Write out the entire listing below exactly, with the pictures left out.

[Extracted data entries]

-- Begin --

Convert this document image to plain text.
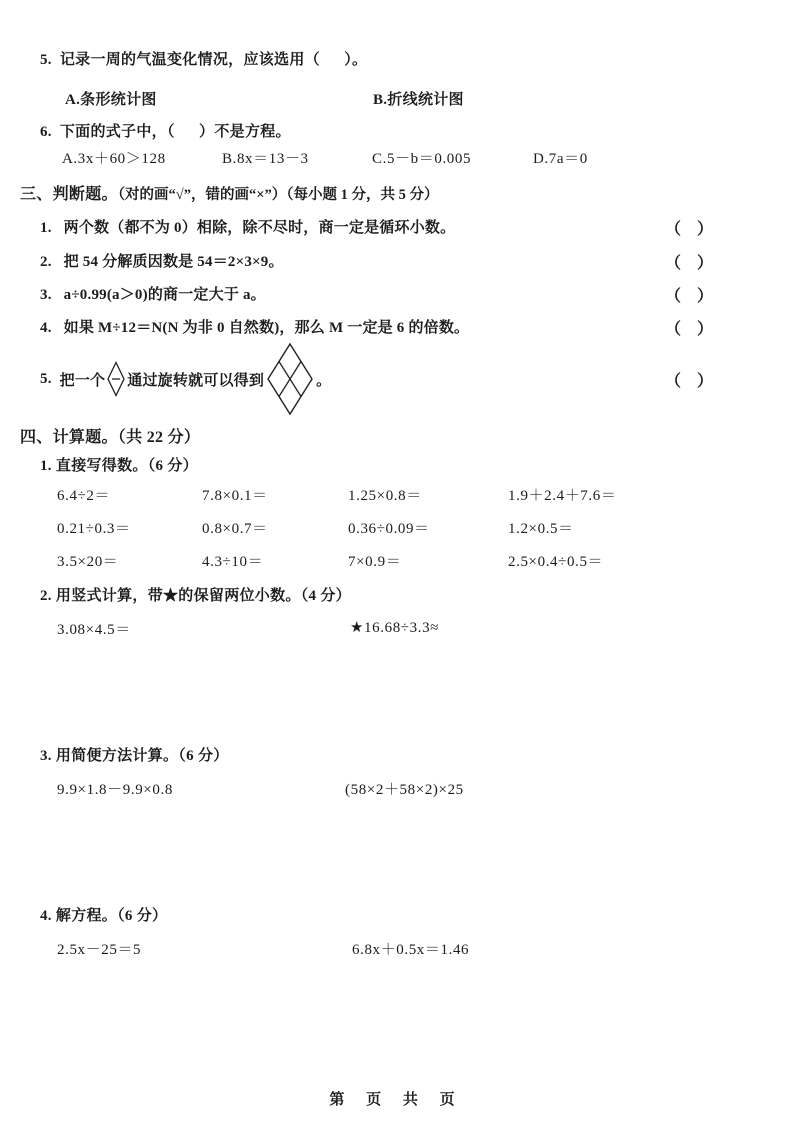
5. 记录一周的气温变化情况，应该选用（      ）。
A.条形统计图	B.折线统计图
6. 下面的式子中，（      ）不是方程。
A.3x＋60＞128	B.8x＝13－3	C.5－b＝0.005	D.7a＝0
三、判断题。（对的画“√”，错的画“×”）（每小题 1 分，共 5 分）
1. 两个数（都不为 0）相除，除不尽时，商一定是循环小数。	（    ）
2. 把 54 分解质因数是 54＝2×3×9。	（    ）
3. a÷0.99(a＞0)的商一定大于 a。	（    ）
4. 如果 M÷12＝N(N 为非 0 自然数)，那么 M 一定是 6 的倍数。	（    ）
5. 把一个 通过旋转就可以得到	。	（    ）
四、计算题。（共 22 分）
1. 直接写得数。（6 分）
6.4÷2＝	7.8×0.1＝	1.25×0.8＝	1.9＋2.4＋7.6＝
0.21÷0.3＝	0.8×0.7＝	0.36÷0.09＝	1.2×0.5＝
3.5×20＝	4.3÷10＝	7×0.9＝	2.5×0.4÷0.5＝
2. 用竖式计算，带★的保留两位小数。（4 分）
3.08×4.5＝	★16.68÷3.3≈
3. 用简便方法计算。（6 分）
9.9×1.8－9.9×0.8	(58×2＋58×2)×25
4. 解方程。（6 分）
2.5x－25＝5	6.8x＋0.5x＝1.46
第 页 共 页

-- End --

:: Worked answer ::
Convert this document image to plain text.
5. 记录一周的气温变化情况，应该选用（      ）。
A.条形统计图	B.折线统计图
6. 下面的式子中，（      ）不是方程。
A.3x＋60＞128	B.8x＝13－3	C.5－b＝0.005	D.7a＝0
三、判断题。（对的画“√”，错的画“×”）（每小题 1 分，共 5 分）
1. 两个数（都不为 0）相除，除不尽时，商一定是循环小数。	（    ）
2. 把 54 分解质因数是 54＝2×3×9。	（    ）
3. a÷0.99(a＞0)的商一定大于 a。	（    ）
4. 如果 M÷12＝N(N 为非 0 自然数)，那么 M 一定是 6 的倍数。	（    ）
5. 把一个 通过旋转就可以得到	。	（    ）
四、计算题。（共 22 分）
1. 直接写得数。（6 分）
6.4÷2＝	7.8×0.1＝	1.25×0.8＝	1.9＋2.4＋7.6＝
0.21÷0.3＝	0.8×0.7＝	0.36÷0.09＝	1.2×0.5＝
3.5×20＝	4.3÷10＝	7×0.9＝	2.5×0.4÷0.5＝
2. 用竖式计算，带★的保留两位小数。（4 分）
3.08×4.5＝	★16.68÷3.3≈
3. 用简便方法计算。（6 分）
9.9×1.8－9.9×0.8	(58×2＋58×2)×25
4. 解方程。（6 分）
2.5x－25＝5	6.8x＋0.5x＝1.46
第 页 共 页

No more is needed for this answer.